Collect every line that includes the string "First".
>> begin PROVIDED DATA
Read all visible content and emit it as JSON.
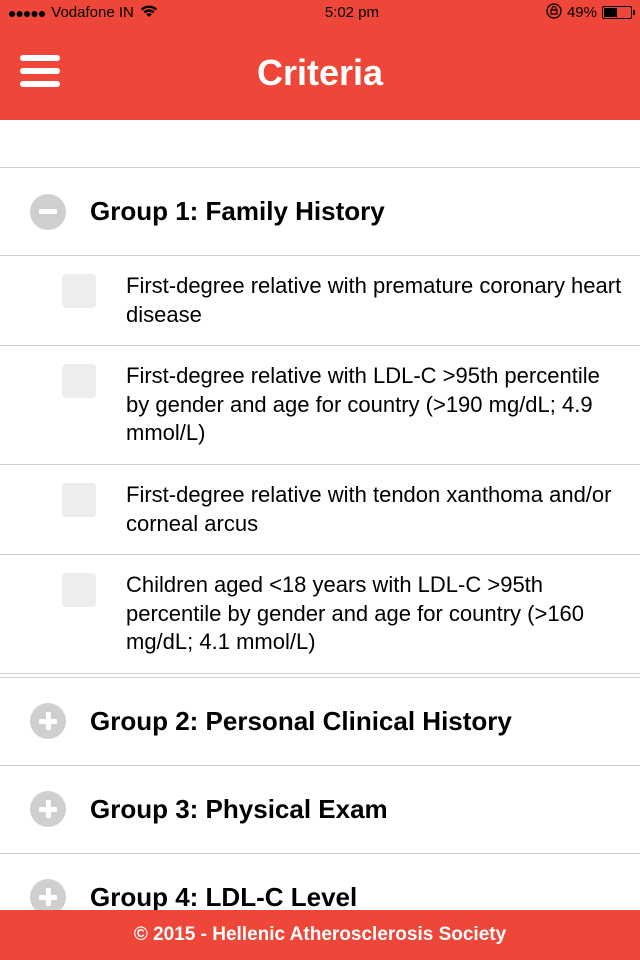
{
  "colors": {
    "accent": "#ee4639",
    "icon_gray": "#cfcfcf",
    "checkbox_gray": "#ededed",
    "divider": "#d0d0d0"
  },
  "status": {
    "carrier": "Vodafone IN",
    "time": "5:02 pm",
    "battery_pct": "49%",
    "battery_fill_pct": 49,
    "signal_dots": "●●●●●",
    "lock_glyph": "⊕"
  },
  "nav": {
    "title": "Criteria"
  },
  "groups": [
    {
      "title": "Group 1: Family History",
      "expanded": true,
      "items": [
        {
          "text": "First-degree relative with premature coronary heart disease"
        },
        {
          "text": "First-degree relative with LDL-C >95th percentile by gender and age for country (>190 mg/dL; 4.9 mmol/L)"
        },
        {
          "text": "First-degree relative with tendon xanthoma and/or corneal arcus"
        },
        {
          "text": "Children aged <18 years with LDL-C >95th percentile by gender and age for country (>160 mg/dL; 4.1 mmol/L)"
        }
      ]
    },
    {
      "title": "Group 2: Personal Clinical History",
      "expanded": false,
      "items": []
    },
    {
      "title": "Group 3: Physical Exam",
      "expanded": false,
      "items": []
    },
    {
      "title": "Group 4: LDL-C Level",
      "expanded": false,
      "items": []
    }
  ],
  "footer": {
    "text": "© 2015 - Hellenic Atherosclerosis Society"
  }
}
>> end PROVIDED DATA
>> begin PROVIDED DATA
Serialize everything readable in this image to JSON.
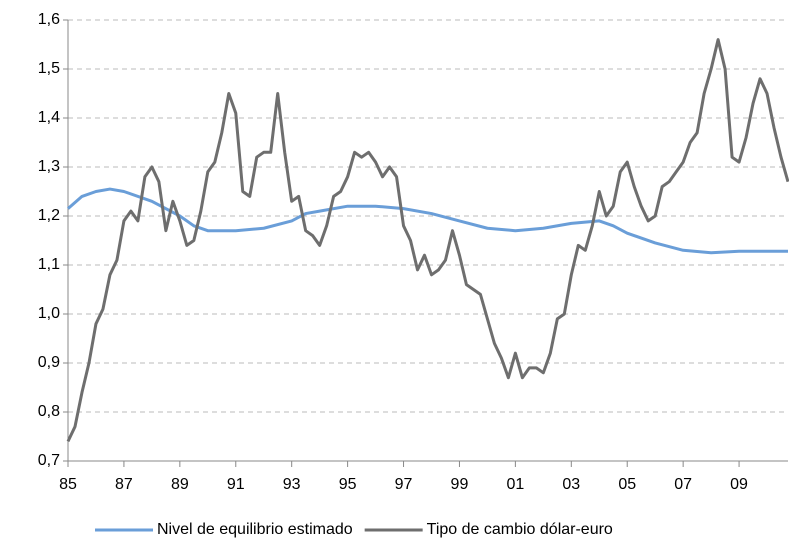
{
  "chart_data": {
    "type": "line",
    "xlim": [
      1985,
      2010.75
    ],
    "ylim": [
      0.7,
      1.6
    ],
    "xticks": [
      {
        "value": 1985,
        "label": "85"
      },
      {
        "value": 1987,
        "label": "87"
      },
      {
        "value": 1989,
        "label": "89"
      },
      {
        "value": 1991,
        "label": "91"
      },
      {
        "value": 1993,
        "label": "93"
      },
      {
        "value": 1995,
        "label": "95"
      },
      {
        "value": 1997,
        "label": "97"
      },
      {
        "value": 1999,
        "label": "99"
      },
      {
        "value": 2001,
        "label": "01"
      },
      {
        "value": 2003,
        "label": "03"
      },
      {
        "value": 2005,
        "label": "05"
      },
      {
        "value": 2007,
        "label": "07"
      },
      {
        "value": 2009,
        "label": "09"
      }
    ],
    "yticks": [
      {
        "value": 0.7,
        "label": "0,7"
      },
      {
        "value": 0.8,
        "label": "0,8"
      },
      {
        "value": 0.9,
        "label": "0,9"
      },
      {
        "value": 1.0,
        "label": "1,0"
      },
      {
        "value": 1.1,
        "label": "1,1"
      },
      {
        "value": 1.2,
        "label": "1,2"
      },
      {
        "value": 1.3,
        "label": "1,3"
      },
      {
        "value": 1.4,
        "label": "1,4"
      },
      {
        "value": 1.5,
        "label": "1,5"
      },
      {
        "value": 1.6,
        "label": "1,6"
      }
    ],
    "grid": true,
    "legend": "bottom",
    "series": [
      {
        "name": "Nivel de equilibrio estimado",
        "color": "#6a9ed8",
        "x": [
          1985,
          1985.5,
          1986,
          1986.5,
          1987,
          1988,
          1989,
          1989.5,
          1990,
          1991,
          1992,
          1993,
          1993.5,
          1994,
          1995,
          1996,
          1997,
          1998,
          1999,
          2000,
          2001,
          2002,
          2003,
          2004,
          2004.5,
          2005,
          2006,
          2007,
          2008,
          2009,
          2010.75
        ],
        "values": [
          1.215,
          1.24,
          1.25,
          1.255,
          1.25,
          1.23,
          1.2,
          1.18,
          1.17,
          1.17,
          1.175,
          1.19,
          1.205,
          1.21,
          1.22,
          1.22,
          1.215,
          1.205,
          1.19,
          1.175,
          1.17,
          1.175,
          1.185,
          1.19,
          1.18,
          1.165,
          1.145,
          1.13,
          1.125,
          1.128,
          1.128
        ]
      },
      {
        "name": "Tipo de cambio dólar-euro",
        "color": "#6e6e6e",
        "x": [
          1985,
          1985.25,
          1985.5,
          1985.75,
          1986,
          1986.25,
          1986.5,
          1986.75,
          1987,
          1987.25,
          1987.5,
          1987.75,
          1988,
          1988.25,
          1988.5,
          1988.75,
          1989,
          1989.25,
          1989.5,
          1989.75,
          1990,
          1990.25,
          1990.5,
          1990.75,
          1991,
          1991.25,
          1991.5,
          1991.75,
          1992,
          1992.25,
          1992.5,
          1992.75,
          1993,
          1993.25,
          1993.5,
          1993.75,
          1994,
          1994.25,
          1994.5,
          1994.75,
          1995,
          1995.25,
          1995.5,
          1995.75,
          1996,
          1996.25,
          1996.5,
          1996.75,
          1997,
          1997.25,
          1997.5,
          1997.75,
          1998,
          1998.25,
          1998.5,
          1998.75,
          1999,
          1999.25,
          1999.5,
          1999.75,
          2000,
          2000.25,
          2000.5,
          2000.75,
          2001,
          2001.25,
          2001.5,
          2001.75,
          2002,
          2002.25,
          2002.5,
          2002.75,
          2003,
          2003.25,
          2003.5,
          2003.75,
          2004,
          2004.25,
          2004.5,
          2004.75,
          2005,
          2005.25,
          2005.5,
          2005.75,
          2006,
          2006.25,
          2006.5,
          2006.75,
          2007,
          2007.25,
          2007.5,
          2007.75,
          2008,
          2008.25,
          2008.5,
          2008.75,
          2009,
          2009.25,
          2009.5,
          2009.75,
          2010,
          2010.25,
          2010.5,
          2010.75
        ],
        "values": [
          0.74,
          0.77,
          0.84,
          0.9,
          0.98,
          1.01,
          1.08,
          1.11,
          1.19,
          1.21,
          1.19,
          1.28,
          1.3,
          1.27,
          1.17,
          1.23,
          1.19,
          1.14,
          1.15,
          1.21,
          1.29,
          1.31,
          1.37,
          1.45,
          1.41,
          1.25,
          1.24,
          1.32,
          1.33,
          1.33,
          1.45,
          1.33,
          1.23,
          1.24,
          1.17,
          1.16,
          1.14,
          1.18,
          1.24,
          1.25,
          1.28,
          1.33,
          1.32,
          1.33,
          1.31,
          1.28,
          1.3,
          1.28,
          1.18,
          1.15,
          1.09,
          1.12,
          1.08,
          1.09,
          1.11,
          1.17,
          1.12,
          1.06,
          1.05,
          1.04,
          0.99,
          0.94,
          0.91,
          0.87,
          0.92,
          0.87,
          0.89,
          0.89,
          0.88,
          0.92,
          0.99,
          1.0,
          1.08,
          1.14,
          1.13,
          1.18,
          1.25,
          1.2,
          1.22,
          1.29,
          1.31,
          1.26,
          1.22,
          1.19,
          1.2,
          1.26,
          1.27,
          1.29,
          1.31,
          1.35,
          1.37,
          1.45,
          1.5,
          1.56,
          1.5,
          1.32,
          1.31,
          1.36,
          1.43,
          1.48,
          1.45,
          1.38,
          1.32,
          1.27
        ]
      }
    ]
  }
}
>> end PROVIDED DATA
THE OUTPUT -
          "text": "First-degree relative with premature coronary heart disease"
          "text": "First-degree relative with LDL-C >95th percentile by gender and age for country (>190 mg/dL; 4.9 mmol/L)"
          "text": "First-degree relative with tendon xanthoma and/or corneal arcus"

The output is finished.